Supplied data:
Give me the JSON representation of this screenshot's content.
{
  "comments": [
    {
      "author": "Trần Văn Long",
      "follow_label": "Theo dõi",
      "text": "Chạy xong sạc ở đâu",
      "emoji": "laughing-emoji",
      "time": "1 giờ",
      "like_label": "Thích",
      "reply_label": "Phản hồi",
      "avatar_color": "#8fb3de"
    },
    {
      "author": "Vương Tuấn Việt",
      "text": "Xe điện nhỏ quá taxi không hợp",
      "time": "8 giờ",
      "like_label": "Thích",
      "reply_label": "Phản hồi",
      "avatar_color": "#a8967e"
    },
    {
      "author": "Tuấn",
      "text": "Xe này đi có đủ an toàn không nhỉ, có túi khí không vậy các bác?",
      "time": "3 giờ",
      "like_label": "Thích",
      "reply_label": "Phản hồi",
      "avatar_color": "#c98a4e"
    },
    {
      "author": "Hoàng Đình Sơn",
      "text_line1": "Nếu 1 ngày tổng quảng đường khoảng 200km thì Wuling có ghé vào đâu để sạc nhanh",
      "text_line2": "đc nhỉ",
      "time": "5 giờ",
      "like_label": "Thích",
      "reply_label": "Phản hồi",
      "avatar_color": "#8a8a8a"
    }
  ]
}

Aim of the task: Report all lines of the material that contain the word "time".

Written response:
      "time": "1 giờ",
      "time": "8 giờ",
      "time": "3 giờ",
      "time": "5 giờ",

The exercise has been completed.